# Qué debes hacer
Prosigue el texto sobre Bush, Sánchez y el estado de alarma a partir de su última oración.

# Texto proporcionado
El hijo mentecato del otro presidente, el presidente-hijo George W. Bush, con el grupo de ultraderechistas que la rodeaban, fueron lo suficientemente astutos y diligentes. Aprovecharon las emociones a flor de piel, las convulsiones, pulsiones y preocupaciones de una sociedad trastornada por los atentados del 11 de septiembre de 2001 y sacaron un provecho inconfesable. Mientras todo el país, y quizás gran parte del mundo, se quedaba boquiabierto ante la crueldad mitológica de Al Qaeda, el gobierno de Estados Unidos preparaba grandes oportunidades, las invasiones de Irak y de Afganistán para enriquecerse fabulosamente y para ampliar la influencia estadounidense en el planeta. Saddam Hussein no tenía nada que ver con Bin Laden, pero ése era un detalle sin importancia, nadie quería hilar tan fino. Cuando un presidente declara el estado de alarma, los historiadores quizás recuerdan cómo y por qué comenzó la excepcionalidad, pero el caso es que se impone la arbitrariedad y el militarismo en el día a día. El presidente Pedro Sánchez es el único jefe de gobierno del mundo que ha decretado la alarma a causa del virus del pánico, presentándose ante la opinión pública como un señor de la guerra. Del mismo modo que lo había hecho el 11 de septiembre de 2001 aquel ayatolá llamado Bush hijo de Bush, de la misma naturaleza totalitaria del padre Bush.

# Datos proporcionados
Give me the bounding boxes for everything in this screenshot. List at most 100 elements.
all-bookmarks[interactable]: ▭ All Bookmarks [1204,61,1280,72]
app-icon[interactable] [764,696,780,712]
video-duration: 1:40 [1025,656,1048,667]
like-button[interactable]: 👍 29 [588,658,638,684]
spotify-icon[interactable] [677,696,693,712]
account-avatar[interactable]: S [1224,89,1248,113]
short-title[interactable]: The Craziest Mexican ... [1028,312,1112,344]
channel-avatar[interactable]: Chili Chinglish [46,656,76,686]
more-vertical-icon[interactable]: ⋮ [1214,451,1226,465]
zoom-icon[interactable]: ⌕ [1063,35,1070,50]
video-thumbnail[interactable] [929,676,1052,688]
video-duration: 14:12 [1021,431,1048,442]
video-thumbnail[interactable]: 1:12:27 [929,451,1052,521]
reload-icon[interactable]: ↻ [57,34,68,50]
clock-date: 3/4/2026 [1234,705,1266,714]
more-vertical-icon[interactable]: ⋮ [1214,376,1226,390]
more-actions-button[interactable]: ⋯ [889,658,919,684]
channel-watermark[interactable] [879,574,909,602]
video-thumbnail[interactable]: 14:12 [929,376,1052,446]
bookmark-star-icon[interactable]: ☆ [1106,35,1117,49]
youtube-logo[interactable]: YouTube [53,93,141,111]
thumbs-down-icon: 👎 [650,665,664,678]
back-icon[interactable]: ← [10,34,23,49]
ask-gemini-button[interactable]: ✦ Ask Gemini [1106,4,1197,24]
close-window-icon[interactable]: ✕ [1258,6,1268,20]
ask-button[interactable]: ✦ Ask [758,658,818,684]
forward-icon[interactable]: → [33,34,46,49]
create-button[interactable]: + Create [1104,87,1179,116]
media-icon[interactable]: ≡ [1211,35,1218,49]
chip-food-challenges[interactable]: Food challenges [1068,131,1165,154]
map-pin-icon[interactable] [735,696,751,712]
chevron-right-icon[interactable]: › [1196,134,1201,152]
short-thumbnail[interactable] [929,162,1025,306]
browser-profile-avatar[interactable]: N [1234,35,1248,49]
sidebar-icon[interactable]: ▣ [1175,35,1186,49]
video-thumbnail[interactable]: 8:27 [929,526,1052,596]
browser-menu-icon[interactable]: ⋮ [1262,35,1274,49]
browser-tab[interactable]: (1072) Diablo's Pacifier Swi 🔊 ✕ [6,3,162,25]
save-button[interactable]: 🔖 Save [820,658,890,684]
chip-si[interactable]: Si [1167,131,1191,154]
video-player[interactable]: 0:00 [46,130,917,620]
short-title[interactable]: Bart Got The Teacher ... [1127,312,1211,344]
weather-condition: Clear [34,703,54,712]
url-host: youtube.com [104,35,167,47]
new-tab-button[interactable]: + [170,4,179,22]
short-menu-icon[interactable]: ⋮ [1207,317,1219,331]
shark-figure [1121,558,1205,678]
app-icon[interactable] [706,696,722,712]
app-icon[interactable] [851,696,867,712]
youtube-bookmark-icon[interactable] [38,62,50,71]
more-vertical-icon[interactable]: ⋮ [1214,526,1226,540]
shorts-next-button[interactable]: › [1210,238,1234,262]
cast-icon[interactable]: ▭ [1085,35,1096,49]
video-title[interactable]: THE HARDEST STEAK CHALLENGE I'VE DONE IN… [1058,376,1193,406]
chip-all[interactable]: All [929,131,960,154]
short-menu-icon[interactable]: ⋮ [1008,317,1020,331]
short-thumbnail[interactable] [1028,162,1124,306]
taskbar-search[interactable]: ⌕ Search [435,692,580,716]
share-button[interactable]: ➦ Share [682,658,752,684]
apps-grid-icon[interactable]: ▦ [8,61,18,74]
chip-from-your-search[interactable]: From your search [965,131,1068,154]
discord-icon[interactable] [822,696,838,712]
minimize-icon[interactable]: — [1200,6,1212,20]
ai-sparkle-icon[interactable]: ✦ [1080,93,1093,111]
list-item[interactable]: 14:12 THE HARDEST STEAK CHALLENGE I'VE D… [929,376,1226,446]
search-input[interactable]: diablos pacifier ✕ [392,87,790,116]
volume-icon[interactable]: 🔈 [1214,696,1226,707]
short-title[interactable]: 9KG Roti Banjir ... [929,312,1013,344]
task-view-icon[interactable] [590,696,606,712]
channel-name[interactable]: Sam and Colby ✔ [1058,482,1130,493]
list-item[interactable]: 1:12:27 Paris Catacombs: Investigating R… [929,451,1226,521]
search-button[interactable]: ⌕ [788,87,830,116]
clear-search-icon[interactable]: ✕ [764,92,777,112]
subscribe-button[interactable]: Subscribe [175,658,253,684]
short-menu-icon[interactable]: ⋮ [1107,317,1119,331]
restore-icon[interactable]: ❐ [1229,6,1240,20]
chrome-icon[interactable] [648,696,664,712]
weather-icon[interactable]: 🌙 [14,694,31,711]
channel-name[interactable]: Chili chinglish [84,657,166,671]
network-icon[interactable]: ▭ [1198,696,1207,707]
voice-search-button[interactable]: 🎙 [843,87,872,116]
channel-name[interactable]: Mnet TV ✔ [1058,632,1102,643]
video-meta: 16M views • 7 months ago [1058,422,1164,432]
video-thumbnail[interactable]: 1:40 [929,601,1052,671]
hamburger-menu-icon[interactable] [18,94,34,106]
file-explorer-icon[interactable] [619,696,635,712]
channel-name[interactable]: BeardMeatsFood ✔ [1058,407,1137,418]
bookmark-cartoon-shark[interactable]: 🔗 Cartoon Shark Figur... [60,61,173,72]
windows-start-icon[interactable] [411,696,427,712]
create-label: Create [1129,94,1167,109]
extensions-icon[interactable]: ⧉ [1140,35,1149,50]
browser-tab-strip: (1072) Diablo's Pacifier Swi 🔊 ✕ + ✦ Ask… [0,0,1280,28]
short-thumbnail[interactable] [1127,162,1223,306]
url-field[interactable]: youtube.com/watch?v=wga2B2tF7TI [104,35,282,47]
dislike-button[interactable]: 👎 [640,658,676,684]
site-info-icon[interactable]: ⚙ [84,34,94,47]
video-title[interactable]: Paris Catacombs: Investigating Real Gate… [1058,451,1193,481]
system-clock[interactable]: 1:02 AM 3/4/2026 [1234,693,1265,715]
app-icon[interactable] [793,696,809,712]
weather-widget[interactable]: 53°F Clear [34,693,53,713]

# Resultado de la tarea
Pedro Virusánchez ha decretado la alerta y se ha rodeado de militares y más militares, de policías, picoletos, y de más casta y pasta que nunca. Para celebrar la alerta roja de sangre roja que le confiere unos poderes excepcionales, ilimitados en la práctica, ya que se beneficia desde hoy, en el Parlamento, de los votos cómplices del PP, de Vox y de Ciudadanos. De modo que gracias a la alerta sanitaria ha conseguido dejar en la irrelevancia a Gabriel Rufián y al partido que le proporcionaba, hasta ahora, la estabilidad en la gobernación. Al principio la casta no quería ver ni en pintura a Pedro Sánchez, lo rechazaba, hasta el punto de que Felipe González y José María Aznar, incomunicables hasta entonces, tuvieron que confabularse para echarlo, sin éxito. Pero no sufran más.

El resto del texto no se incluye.